• Task brief
Report how many lines contain the word "Социальное"; answer with the number only.

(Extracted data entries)
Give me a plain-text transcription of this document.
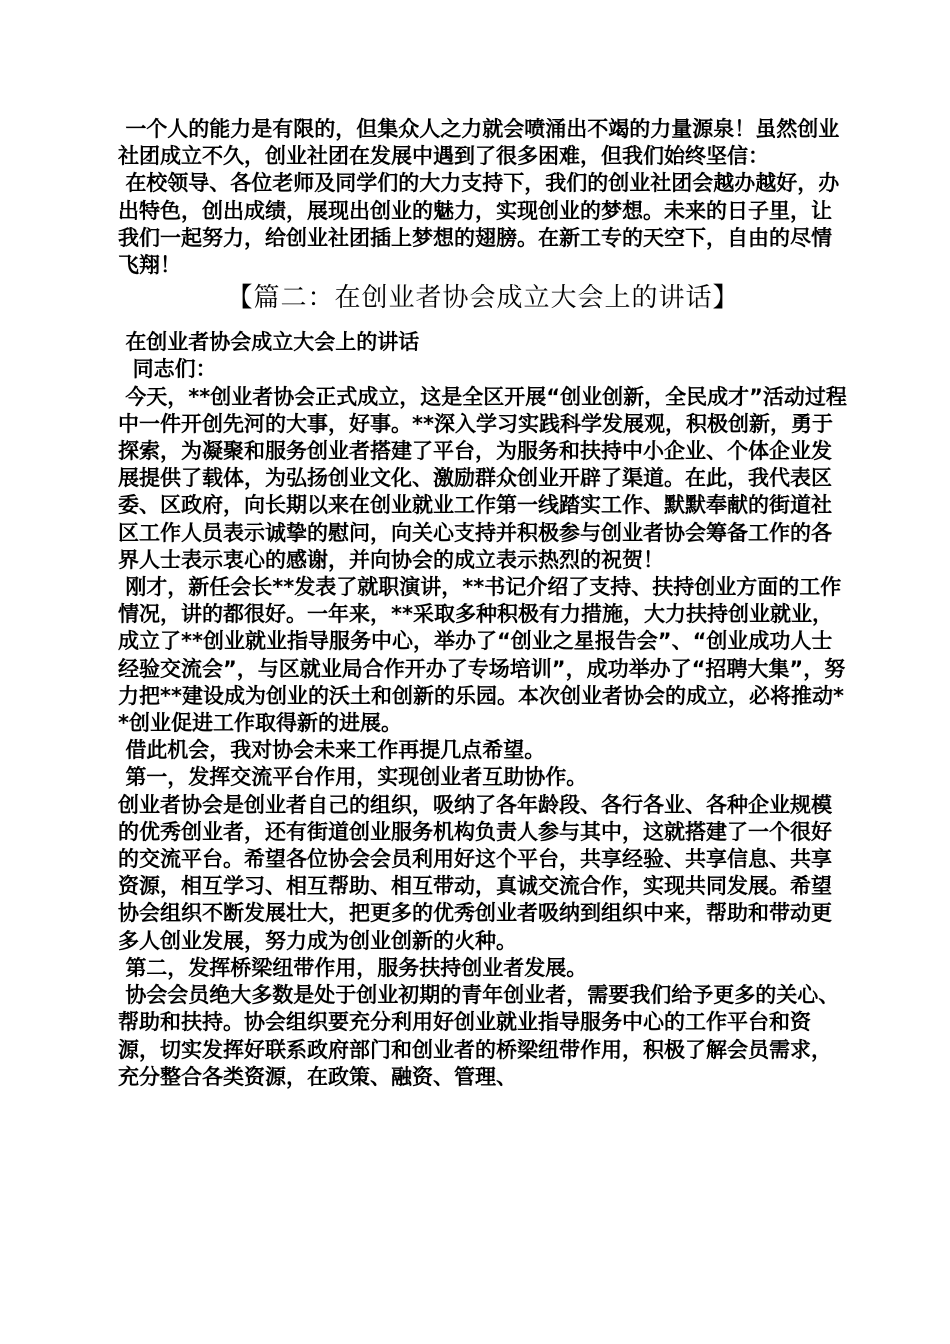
一个人的能力是有限的，但集众人之力就会喷涌出不竭的力量源泉！虽然创业社团成立不久，创业社团在发展中遇到了很多困难，但我们始终坚信：

在校领导、各位老师及同学们的大力支持下，我们的创业社团会越办越好，办出特色，创出成绩，展现出创业的魅力，实现创业的梦想。未来的日子里，让我们一起努力，给创业社团插上梦想的翅膀。在新工专的天空下，自由的尽情飞翔！

【篇二：在创业者协会成立大会上的讲话】

在创业者协会成立大会上的讲话

同志们：

今天，**创业者协会正式成立，这是全区开展“创业创新，全民成才”活动过程中一件开创先河的大事，好事。**深入学习实践科学发展观，积极创新，勇于探索，为凝聚和服务创业者搭建了平台，为服务和扶持中小企业、个体企业发展提供了载体，为弘扬创业文化、激励群众创业开辟了渠道。在此，我代表区委、区政府，向长期以来在创业就业工作第一线踏实工作、默默奉献的街道社区工作人员表示诚挚的慰问，向关心支持并积极参与创业者协会筹备工作的各界人士表示衷心的感谢，并向协会的成立表示热烈的祝贺！

刚才，新任会长**发表了就职演讲，**书记介绍了支持、扶持创业方面的工作情况，讲的都很好。一年来，**采取多种积极有力措施，大力扶持创业就业，成立了**创业就业指导服务中心，举办了“创业之星报告会”、“创业成功人士经验交流会”，与区就业局合作开办了专场培训”，成功举办了“招聘大集”，努力把**建设成为创业的沃土和创新的乐园。本次创业者协会的成立，必将推动**创业促进工作取得新的进展。

借此机会，我对协会未来工作再提几点希望。

第一，发挥交流平台作用，实现创业者互助协作。

创业者协会是创业者自己的组织，吸纳了各年龄段、各行各业、各种企业规模的优秀创业者，还有街道创业服务机构负责人参与其中，这就搭建了一个很好的交流平台。希望各位协会会员利用好这个平台，共享经验、共享信息、共享资源，相互学习、相互帮助、相互带动，真诚交流合作，实现共同发展。希望协会组织不断发展壮大，把更多的优秀创业者吸纳到组织中来，帮助和带动更多人创业发展，努力成为创业创新的火种。

第二，发挥桥梁纽带作用，服务扶持创业者发展。

协会会员绝大多数是处于创业初期的青年创业者，需要我们给予更多的关心、帮助和扶持。协会组织要充分利用好创业就业指导服务中心的工作平台和资源，切实发挥好联系政府部门和创业者的桥梁纽带作用，积极了解会员需求，充分整合各类资源，在政策、融资、管理、
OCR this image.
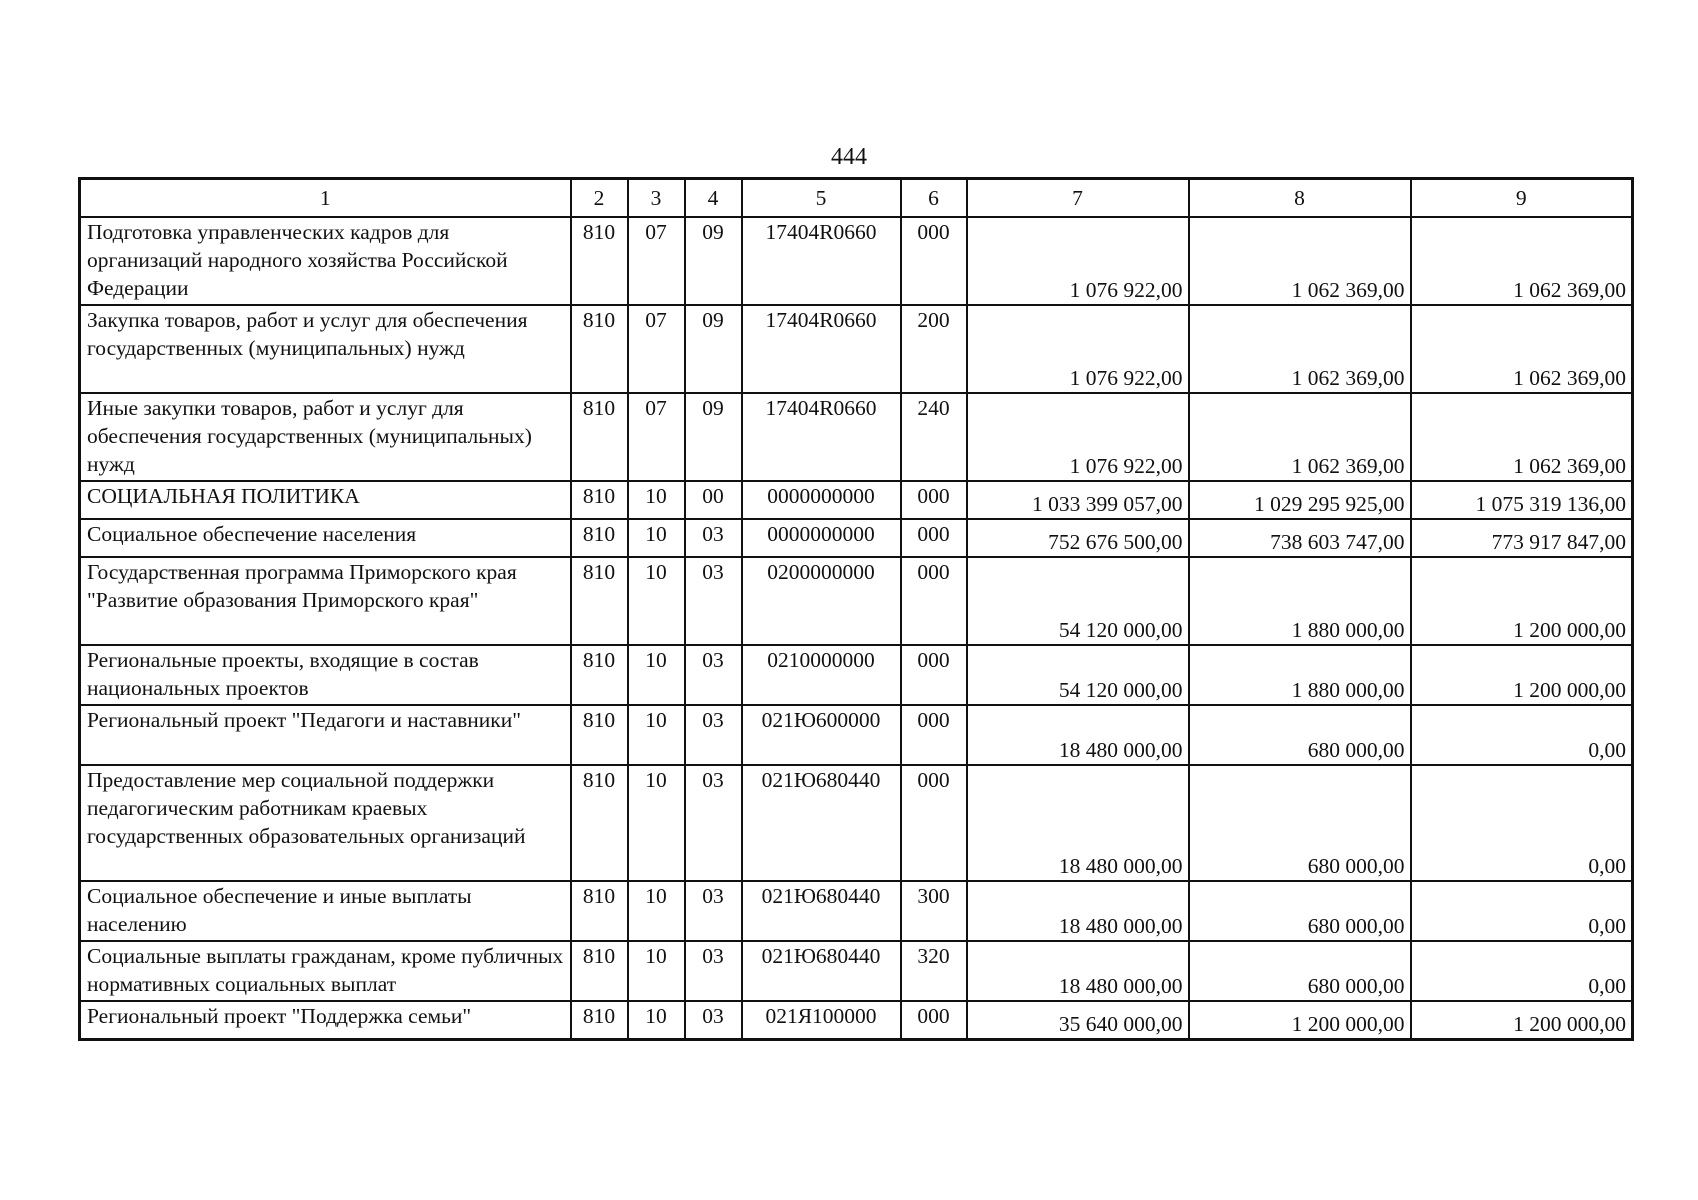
444
1	2	3	4	5	6	7	8	9
Подготовка управленческих кадров для организаций народного хозяйства Российской Федерации	810	07	09	17404R0660	000	1 076 922,00	1 062 369,00	1 062 369,00
Закупка товаров, работ и услуг для обеспечения государственных (муниципальных) нужд	810	07	09	17404R0660	200	1 076 922,00	1 062 369,00	1 062 369,00
Иные закупки товаров, работ и услуг для обеспечения государственных (муниципальных) нужд	810	07	09	17404R0660	240	1 076 922,00	1 062 369,00	1 062 369,00
СОЦИАЛЬНАЯ ПОЛИТИКА	810	10	00	0000000000	000	1 033 399 057,00	1 029 295 925,00	1 075 319 136,00
Социальное обеспечение населения	810	10	03	0000000000	000	752 676 500,00	738 603 747,00	773 917 847,00
Государственная программа Приморского края "Развитие образования Приморского края"	810	10	03	0200000000	000	54 120 000,00	1 880 000,00	1 200 000,00
Региональные проекты, входящие в состав национальных проектов	810	10	03	0210000000	000	54 120 000,00	1 880 000,00	1 200 000,00
Региональный проект "Педагоги и наставники"	810	10	03	021Ю600000	000	18 480 000,00	680 000,00	0,00
Предоставление мер социальной поддержки педагогическим работникам краевых государственных образовательных организаций	810	10	03	021Ю680440	000	18 480 000,00	680 000,00	0,00
Социальное обеспечение и иные выплаты населению	810	10	03	021Ю680440	300	18 480 000,00	680 000,00	0,00
Социальные выплаты гражданам, кроме публичных нормативных социальных выплат	810	10	03	021Ю680440	320	18 480 000,00	680 000,00	0,00
Региональный проект "Поддержка семьи"	810	10	03	021Я100000	000	35 640 000,00	1 200 000,00	1 200 000,00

• Answer
2